The exercise:
Each line of the data that includes the string "Ford" is to be copied out.

[Extracted data entries]
+++

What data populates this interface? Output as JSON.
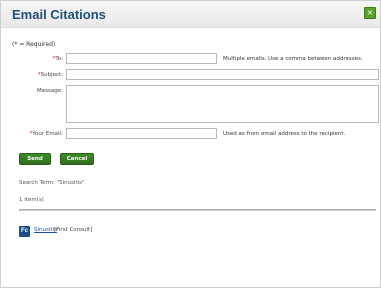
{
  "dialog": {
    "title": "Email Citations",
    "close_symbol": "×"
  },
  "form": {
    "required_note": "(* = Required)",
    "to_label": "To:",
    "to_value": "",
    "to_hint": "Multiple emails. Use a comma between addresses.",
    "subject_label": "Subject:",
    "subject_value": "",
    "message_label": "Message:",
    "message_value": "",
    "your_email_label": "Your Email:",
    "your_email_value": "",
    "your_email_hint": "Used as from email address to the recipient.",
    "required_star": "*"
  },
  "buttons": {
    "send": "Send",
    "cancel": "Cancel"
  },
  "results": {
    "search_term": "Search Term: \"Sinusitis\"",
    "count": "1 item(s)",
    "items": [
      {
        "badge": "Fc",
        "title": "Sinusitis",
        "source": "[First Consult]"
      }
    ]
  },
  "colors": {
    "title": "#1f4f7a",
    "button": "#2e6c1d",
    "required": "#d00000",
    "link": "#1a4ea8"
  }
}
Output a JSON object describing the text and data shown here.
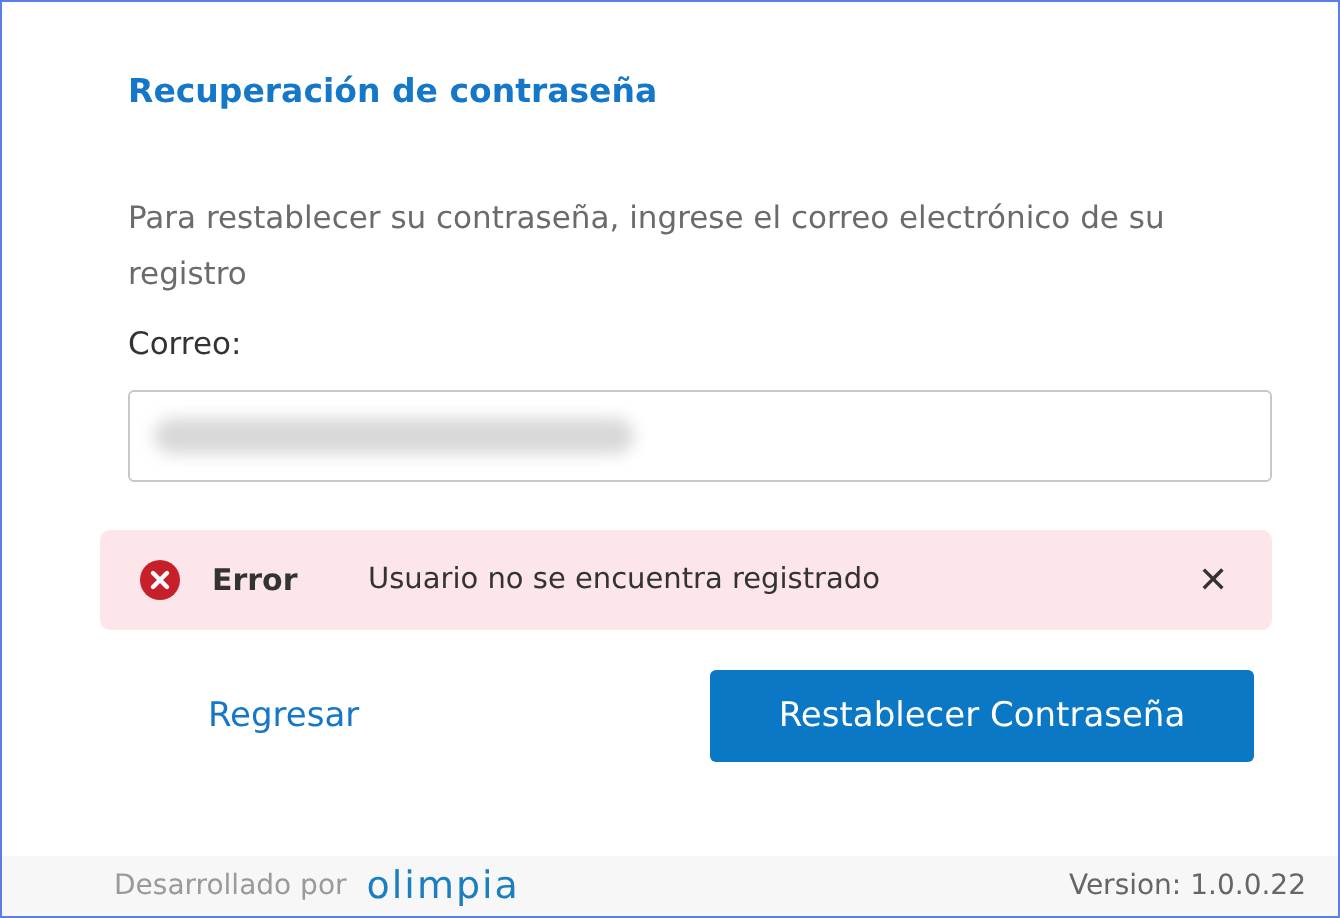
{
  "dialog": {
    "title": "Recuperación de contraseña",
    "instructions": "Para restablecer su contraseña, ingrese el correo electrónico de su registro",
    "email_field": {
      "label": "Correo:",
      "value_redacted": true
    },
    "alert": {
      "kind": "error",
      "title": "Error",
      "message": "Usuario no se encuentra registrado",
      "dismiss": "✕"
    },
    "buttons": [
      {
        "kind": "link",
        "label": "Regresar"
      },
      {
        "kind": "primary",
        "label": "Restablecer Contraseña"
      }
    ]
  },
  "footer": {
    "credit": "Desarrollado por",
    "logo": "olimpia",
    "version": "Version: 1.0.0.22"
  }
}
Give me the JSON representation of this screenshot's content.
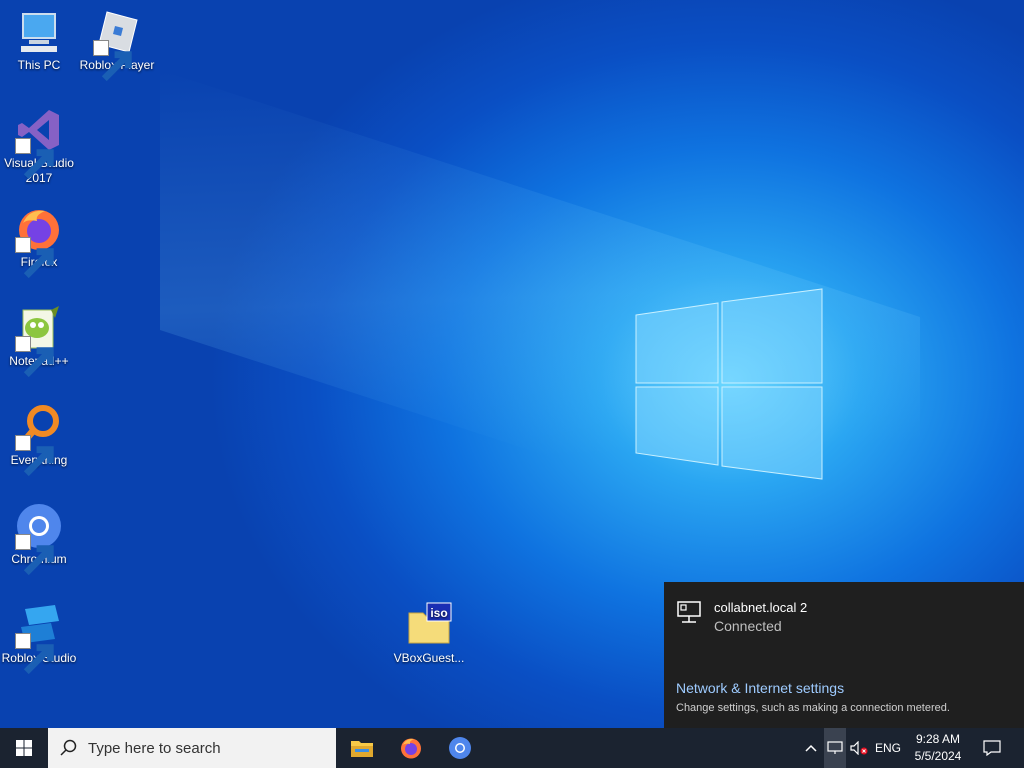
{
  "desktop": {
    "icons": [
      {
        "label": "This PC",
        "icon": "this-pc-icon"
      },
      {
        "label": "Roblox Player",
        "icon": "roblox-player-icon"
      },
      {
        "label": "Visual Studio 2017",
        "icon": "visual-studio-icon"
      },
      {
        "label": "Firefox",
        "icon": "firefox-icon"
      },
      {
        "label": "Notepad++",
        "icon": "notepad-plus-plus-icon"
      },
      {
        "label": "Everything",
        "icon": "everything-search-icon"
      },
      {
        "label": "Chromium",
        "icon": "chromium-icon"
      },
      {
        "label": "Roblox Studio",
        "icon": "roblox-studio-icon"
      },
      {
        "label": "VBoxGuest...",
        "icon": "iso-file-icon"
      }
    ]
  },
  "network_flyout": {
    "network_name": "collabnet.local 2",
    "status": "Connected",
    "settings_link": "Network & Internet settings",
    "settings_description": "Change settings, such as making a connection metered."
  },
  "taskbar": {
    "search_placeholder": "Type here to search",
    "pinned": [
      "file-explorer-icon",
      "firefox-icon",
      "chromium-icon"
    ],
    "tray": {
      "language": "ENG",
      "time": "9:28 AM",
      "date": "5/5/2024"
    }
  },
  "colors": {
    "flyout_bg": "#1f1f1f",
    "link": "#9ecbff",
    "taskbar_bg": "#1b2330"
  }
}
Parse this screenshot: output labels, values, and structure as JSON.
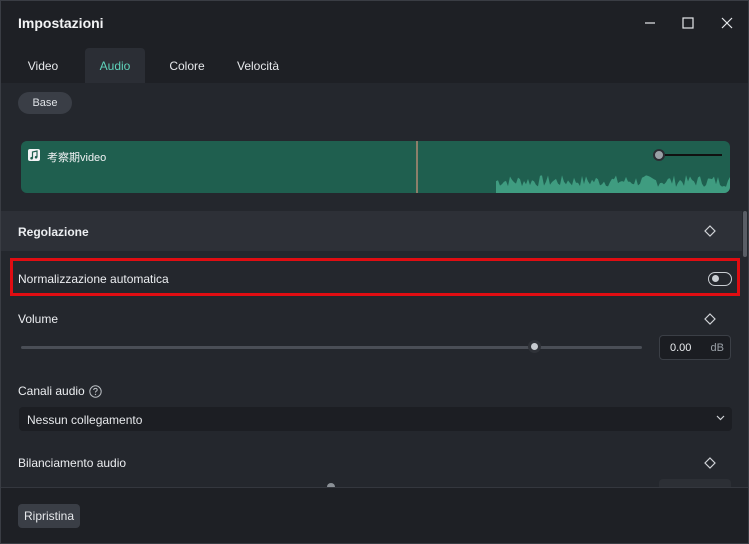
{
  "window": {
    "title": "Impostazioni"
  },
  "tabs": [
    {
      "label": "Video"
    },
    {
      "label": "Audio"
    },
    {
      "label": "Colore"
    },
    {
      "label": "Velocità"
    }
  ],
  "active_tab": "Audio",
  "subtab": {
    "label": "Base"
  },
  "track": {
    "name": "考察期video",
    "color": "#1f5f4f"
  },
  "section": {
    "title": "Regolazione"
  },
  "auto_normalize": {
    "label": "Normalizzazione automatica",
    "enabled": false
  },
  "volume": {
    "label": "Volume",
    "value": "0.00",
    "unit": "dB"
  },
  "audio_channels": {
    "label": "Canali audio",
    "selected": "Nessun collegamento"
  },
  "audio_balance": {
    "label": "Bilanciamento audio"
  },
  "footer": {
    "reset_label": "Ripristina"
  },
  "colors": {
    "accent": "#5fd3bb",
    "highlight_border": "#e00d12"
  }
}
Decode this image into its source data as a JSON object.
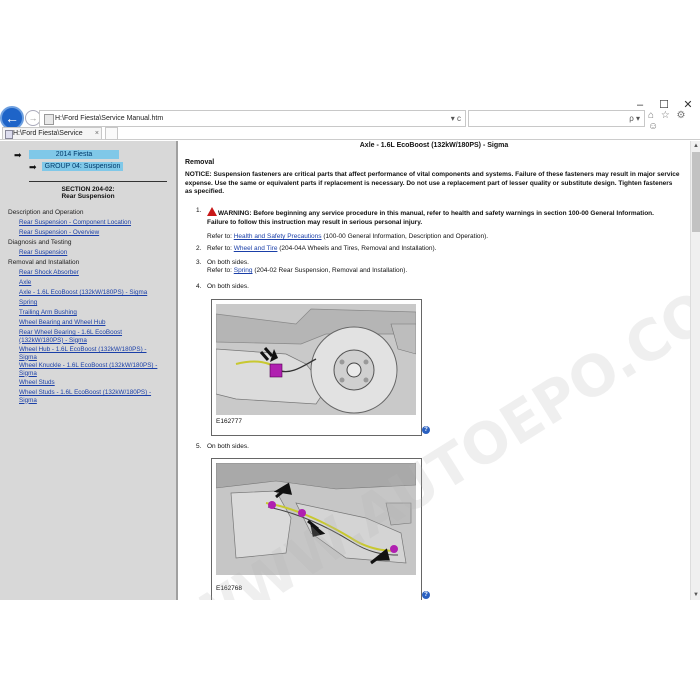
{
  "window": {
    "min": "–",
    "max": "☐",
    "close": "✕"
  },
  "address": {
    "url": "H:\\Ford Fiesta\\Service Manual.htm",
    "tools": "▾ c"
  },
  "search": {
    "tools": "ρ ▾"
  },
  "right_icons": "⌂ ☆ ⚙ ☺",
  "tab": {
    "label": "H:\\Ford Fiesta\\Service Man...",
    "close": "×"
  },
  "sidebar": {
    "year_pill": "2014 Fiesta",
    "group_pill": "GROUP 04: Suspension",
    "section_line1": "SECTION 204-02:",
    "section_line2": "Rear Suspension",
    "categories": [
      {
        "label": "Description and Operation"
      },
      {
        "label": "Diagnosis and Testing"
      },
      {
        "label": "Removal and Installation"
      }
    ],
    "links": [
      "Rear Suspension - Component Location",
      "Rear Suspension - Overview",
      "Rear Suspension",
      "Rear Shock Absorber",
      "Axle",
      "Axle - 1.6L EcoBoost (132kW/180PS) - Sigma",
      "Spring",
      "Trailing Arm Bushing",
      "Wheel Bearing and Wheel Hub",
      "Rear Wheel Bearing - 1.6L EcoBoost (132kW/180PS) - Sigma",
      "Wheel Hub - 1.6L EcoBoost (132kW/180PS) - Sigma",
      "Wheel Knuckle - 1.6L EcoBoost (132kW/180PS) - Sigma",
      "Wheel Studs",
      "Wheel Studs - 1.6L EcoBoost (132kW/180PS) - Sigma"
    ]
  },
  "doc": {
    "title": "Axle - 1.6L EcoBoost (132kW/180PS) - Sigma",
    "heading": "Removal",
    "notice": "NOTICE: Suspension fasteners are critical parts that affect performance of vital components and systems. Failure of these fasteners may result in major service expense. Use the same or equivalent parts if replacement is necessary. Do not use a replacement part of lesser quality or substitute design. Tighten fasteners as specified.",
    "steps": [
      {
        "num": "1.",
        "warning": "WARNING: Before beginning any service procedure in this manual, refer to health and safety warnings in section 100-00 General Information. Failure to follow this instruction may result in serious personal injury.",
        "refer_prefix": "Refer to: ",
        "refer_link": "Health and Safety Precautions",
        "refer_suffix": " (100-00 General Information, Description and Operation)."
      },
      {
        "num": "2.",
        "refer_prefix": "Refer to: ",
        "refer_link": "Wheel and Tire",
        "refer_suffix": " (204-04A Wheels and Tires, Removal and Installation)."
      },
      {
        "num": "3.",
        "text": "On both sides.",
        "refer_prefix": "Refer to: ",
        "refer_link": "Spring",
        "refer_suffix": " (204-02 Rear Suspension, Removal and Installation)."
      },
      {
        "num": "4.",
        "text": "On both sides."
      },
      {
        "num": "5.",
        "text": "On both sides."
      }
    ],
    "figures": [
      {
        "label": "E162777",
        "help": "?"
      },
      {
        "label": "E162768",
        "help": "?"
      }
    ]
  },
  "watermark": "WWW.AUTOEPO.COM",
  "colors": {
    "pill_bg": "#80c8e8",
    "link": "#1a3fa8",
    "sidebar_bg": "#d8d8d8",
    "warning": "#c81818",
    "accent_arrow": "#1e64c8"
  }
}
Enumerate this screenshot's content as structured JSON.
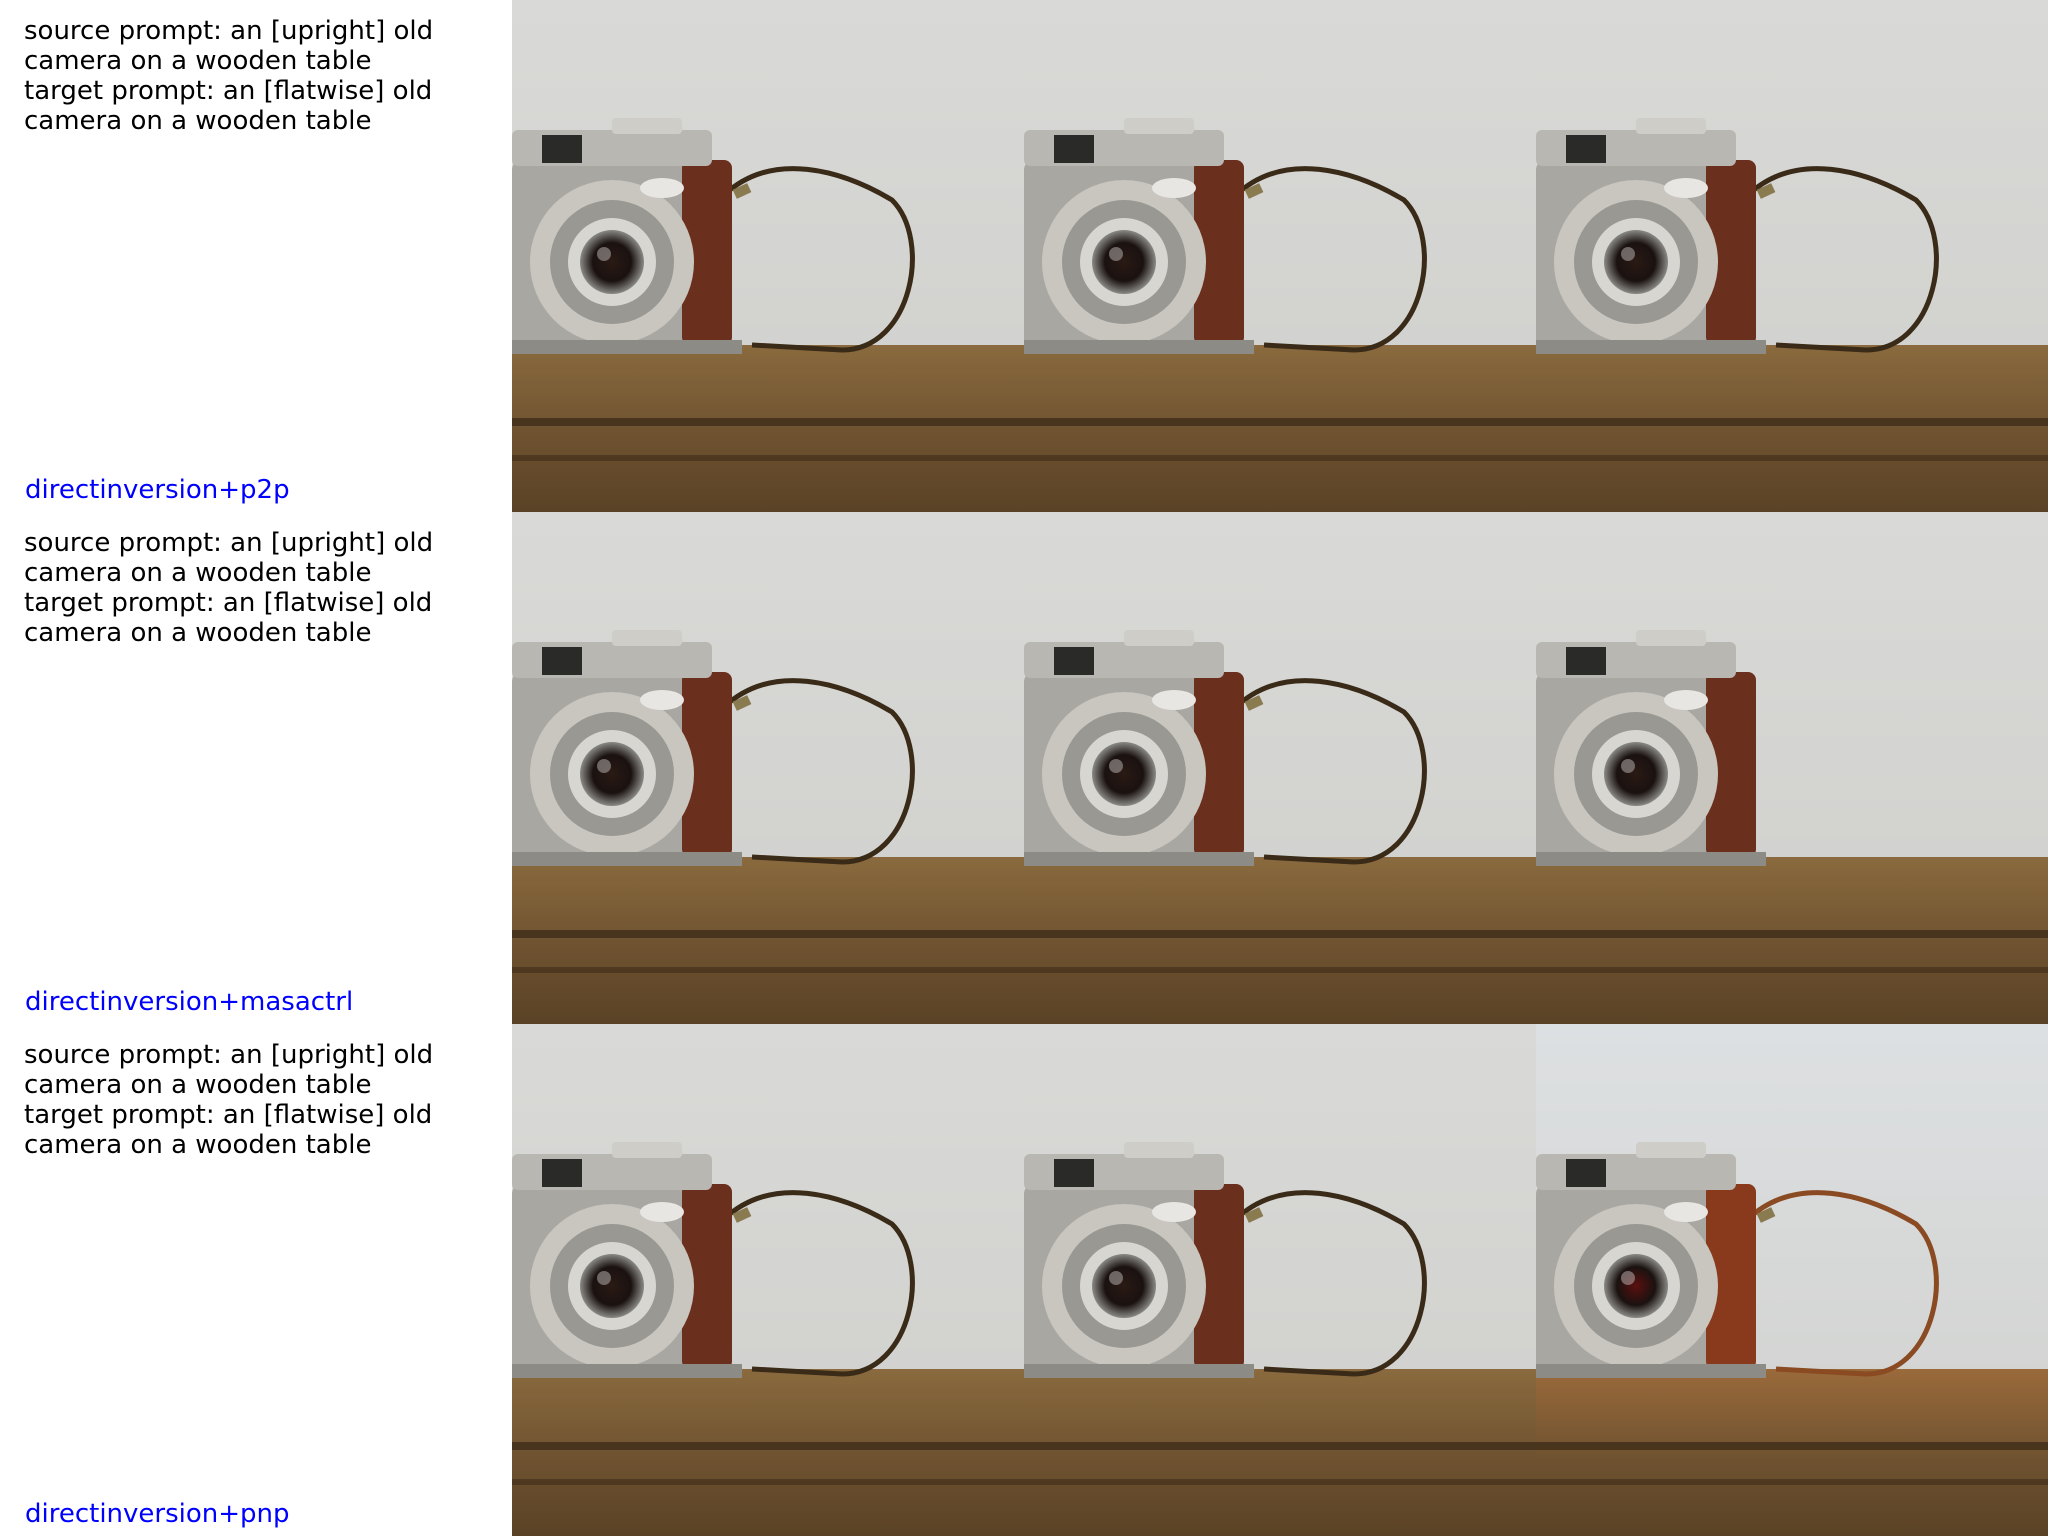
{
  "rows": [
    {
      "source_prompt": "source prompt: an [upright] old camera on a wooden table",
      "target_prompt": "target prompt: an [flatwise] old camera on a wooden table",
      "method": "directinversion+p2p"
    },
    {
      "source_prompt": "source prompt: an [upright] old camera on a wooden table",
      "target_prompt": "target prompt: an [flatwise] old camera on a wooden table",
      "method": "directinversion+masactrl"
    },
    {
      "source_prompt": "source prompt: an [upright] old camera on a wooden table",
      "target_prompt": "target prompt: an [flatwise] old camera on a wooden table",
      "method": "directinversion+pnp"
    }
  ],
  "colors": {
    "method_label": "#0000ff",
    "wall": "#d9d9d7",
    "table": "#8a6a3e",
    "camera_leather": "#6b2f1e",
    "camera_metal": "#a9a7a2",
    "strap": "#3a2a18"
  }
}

+++

Reply to the task:
    "url": "H:\\Ford Fiesta\\Service Manual.htm",
    "label": "H:\\Ford Fiesta\\Service Man...",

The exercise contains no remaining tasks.